● What is required:
Extract every line of the material below and reproduce it faithfully.

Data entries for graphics
--- begin ---

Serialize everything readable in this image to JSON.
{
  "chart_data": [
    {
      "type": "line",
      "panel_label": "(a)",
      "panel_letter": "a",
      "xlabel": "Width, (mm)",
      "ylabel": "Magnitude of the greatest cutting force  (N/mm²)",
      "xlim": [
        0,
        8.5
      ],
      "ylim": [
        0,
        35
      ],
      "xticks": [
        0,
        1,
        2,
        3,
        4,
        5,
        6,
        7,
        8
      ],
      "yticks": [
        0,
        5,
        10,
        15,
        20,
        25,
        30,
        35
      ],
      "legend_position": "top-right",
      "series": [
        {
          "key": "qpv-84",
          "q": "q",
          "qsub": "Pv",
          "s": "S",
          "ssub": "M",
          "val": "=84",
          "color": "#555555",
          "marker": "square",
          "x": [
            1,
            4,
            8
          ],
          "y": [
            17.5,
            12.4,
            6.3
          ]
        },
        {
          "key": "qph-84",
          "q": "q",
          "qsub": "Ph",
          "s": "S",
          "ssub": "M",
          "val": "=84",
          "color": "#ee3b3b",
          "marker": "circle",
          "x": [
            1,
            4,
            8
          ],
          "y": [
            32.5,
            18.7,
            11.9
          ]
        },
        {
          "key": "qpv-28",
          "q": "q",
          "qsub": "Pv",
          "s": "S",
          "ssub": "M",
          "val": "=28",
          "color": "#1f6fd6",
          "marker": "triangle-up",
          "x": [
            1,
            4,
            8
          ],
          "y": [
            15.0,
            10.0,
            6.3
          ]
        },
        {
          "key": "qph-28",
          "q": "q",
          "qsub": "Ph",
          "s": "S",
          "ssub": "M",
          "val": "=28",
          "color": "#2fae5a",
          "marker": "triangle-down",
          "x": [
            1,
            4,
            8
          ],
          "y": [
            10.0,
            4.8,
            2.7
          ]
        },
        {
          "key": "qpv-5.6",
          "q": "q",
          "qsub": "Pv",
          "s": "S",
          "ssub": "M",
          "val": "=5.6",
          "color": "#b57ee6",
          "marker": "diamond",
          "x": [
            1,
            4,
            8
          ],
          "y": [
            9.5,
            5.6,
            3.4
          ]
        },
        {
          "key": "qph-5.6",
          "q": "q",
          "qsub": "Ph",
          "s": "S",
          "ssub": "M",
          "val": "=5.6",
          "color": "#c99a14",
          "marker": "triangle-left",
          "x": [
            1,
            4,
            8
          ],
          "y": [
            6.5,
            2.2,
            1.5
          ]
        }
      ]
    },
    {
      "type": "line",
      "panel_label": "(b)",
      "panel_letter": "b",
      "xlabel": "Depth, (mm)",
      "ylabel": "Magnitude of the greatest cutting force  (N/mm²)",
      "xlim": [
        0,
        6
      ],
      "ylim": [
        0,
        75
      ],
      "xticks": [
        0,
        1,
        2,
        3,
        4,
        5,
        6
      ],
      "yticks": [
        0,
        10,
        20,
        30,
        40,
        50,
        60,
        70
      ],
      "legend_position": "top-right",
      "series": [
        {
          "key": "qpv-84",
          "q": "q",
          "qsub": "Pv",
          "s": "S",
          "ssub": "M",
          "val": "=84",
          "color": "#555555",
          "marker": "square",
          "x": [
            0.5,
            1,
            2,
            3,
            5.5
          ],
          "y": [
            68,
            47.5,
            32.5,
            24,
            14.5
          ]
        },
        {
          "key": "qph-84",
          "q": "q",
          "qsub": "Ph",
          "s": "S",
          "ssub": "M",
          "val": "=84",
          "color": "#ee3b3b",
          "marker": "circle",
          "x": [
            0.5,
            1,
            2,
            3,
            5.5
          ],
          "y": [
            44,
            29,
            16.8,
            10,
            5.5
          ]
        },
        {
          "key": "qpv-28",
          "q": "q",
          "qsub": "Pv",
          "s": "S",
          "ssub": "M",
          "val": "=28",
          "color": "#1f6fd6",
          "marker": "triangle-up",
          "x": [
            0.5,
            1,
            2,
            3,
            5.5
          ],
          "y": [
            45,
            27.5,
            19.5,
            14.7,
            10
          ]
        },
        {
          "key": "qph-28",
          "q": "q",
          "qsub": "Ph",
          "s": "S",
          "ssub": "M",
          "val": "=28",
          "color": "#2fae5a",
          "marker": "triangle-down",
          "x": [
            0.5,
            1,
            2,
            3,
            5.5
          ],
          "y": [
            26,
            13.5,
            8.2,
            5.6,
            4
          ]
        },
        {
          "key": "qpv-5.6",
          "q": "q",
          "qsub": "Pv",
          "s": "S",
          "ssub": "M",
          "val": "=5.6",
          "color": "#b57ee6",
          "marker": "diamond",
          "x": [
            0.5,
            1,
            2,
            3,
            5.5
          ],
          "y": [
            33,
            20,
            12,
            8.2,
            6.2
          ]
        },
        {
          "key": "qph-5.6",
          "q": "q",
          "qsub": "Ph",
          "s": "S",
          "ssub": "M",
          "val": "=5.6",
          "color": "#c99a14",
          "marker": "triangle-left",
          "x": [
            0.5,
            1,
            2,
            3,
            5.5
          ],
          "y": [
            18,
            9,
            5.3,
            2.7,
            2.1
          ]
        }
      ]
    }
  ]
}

--- end ---

● Full answer:
Serialize everything readable in this image to JSON.
{
  "chart_data": [
    {
      "type": "line",
      "panel_label": "(a)",
      "panel_letter": "a",
      "xlabel": "Width, (mm)",
      "ylabel": "Magnitude of the greatest cutting force  (N/mm²)",
      "xlim": [
        0,
        8.5
      ],
      "ylim": [
        0,
        35
      ],
      "xticks": [
        0,
        1,
        2,
        3,
        4,
        5,
        6,
        7,
        8
      ],
      "yticks": [
        0,
        5,
        10,
        15,
        20,
        25,
        30,
        35
      ],
      "legend_position": "top-right",
      "series": [
        {
          "key": "qpv-84",
          "q": "q",
          "qsub": "Pv",
          "s": "S",
          "ssub": "M",
          "val": "=84",
          "color": "#555555",
          "marker": "square",
          "x": [
            1,
            4,
            8
          ],
          "y": [
            17.5,
            12.4,
            6.3
          ]
        },
        {
          "key": "qph-84",
          "q": "q",
          "qsub": "Ph",
          "s": "S",
          "ssub": "M",
          "val": "=84",
          "color": "#ee3b3b",
          "marker": "circle",
          "x": [
            1,
            4,
            8
          ],
          "y": [
            32.5,
            18.7,
            11.9
          ]
        },
        {
          "key": "qpv-28",
          "q": "q",
          "qsub": "Pv",
          "s": "S",
          "ssub": "M",
          "val": "=28",
          "color": "#1f6fd6",
          "marker": "triangle-up",
          "x": [
            1,
            4,
            8
          ],
          "y": [
            15.0,
            10.0,
            6.3
          ]
        },
        {
          "key": "qph-28",
          "q": "q",
          "qsub": "Ph",
          "s": "S",
          "ssub": "M",
          "val": "=28",
          "color": "#2fae5a",
          "marker": "triangle-down",
          "x": [
            1,
            4,
            8
          ],
          "y": [
            10.0,
            4.8,
            2.7
          ]
        },
        {
          "key": "qpv-5.6",
          "q": "q",
          "qsub": "Pv",
          "s": "S",
          "ssub": "M",
          "val": "=5.6",
          "color": "#b57ee6",
          "marker": "diamond",
          "x": [
            1,
            4,
            8
          ],
          "y": [
            9.5,
            5.6,
            3.4
          ]
        },
        {
          "key": "qph-5.6",
          "q": "q",
          "qsub": "Ph",
          "s": "S",
          "ssub": "M",
          "val": "=5.6",
          "color": "#c99a14",
          "marker": "triangle-left",
          "x": [
            1,
            4,
            8
          ],
          "y": [
            6.5,
            2.2,
            1.5
          ]
        }
      ]
    },
    {
      "type": "line",
      "panel_label": "(b)",
      "panel_letter": "b",
      "xlabel": "Depth, (mm)",
      "ylabel": "Magnitude of the greatest cutting force  (N/mm²)",
      "xlim": [
        0,
        6
      ],
      "ylim": [
        0,
        75
      ],
      "xticks": [
        0,
        1,
        2,
        3,
        4,
        5,
        6
      ],
      "yticks": [
        0,
        10,
        20,
        30,
        40,
        50,
        60,
        70
      ],
      "legend_position": "top-right",
      "series": [
        {
          "key": "qpv-84",
          "q": "q",
          "qsub": "Pv",
          "s": "S",
          "ssub": "M",
          "val": "=84",
          "color": "#555555",
          "marker": "square",
          "x": [
            0.5,
            1,
            2,
            3,
            5.5
          ],
          "y": [
            68,
            47.5,
            32.5,
            24,
            14.5
          ]
        },
        {
          "key": "qph-84",
          "q": "q",
          "qsub": "Ph",
          "s": "S",
          "ssub": "M",
          "val": "=84",
          "color": "#ee3b3b",
          "marker": "circle",
          "x": [
            0.5,
            1,
            2,
            3,
            5.5
          ],
          "y": [
            44,
            29,
            16.8,
            10,
            5.5
          ]
        },
        {
          "key": "qpv-28",
          "q": "q",
          "qsub": "Pv",
          "s": "S",
          "ssub": "M",
          "val": "=28",
          "color": "#1f6fd6",
          "marker": "triangle-up",
          "x": [
            0.5,
            1,
            2,
            3,
            5.5
          ],
          "y": [
            45,
            27.5,
            19.5,
            14.7,
            10
          ]
        },
        {
          "key": "qph-28",
          "q": "q",
          "qsub": "Ph",
          "s": "S",
          "ssub": "M",
          "val": "=28",
          "color": "#2fae5a",
          "marker": "triangle-down",
          "x": [
            0.5,
            1,
            2,
            3,
            5.5
          ],
          "y": [
            26,
            13.5,
            8.2,
            5.6,
            4
          ]
        },
        {
          "key": "qpv-5.6",
          "q": "q",
          "qsub": "Pv",
          "s": "S",
          "ssub": "M",
          "val": "=5.6",
          "color": "#b57ee6",
          "marker": "diamond",
          "x": [
            0.5,
            1,
            2,
            3,
            5.5
          ],
          "y": [
            33,
            20,
            12,
            8.2,
            6.2
          ]
        },
        {
          "key": "qph-5.6",
          "q": "q",
          "qsub": "Ph",
          "s": "S",
          "ssub": "M",
          "val": "=5.6",
          "color": "#c99a14",
          "marker": "triangle-left",
          "x": [
            0.5,
            1,
            2,
            3,
            5.5
          ],
          "y": [
            18,
            9,
            5.3,
            2.7,
            2.1
          ]
        }
      ]
    }
  ]
}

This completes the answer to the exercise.